* _DIRECTIONS_:
Go through the entries below and copy each line containing the word "Alzira".

====== AVAILABLE DATA ======

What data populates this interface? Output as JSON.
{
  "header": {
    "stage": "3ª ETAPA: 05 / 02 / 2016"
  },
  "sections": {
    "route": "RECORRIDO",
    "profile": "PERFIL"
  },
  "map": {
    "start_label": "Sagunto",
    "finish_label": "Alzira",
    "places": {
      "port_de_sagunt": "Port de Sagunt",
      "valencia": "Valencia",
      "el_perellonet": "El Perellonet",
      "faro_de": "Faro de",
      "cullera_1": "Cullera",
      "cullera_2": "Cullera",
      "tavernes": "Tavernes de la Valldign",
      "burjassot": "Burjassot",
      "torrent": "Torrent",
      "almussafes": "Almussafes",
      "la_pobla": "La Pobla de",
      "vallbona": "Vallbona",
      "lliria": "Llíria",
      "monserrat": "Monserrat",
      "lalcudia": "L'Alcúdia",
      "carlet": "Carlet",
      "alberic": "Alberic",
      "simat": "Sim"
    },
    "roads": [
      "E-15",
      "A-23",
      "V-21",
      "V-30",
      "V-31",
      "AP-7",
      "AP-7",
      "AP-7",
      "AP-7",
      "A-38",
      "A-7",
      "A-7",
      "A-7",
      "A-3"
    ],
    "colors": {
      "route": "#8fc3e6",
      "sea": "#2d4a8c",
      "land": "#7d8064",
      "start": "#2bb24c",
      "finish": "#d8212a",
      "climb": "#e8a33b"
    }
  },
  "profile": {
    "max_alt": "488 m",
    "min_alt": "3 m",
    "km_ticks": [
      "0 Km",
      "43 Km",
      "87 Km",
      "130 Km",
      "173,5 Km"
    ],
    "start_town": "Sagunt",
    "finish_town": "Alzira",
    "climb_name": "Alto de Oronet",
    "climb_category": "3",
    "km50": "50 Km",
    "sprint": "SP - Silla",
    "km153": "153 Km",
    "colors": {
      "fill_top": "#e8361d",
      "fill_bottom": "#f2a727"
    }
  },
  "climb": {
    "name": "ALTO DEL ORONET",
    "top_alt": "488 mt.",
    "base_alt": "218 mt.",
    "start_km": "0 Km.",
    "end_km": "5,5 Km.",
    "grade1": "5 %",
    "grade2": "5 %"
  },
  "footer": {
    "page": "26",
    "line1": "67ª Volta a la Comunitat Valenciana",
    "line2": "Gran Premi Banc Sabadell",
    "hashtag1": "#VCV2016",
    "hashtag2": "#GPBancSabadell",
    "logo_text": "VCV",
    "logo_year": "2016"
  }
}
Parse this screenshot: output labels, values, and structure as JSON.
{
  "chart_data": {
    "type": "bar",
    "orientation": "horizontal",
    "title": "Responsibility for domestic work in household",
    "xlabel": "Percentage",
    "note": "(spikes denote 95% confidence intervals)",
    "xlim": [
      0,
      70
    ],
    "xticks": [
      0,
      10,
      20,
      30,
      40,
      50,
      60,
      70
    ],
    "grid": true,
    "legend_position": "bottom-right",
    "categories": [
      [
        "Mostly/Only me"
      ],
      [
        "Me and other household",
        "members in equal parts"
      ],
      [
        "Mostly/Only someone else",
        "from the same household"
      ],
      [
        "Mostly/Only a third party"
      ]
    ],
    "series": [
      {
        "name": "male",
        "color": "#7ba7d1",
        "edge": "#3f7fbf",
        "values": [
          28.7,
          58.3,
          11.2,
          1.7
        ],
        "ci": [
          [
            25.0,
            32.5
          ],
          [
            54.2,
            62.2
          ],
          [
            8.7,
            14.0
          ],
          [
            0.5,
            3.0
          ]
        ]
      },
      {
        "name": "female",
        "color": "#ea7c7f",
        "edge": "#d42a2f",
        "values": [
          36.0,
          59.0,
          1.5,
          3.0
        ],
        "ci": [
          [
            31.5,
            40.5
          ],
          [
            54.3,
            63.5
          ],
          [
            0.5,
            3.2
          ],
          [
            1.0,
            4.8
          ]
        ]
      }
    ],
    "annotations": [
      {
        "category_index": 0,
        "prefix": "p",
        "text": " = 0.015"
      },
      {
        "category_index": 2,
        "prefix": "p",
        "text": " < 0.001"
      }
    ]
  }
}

======

* _ANSWER FOR THE TASK_:
    "finish_label": "Alzira",
    "finish_town": "Alzira",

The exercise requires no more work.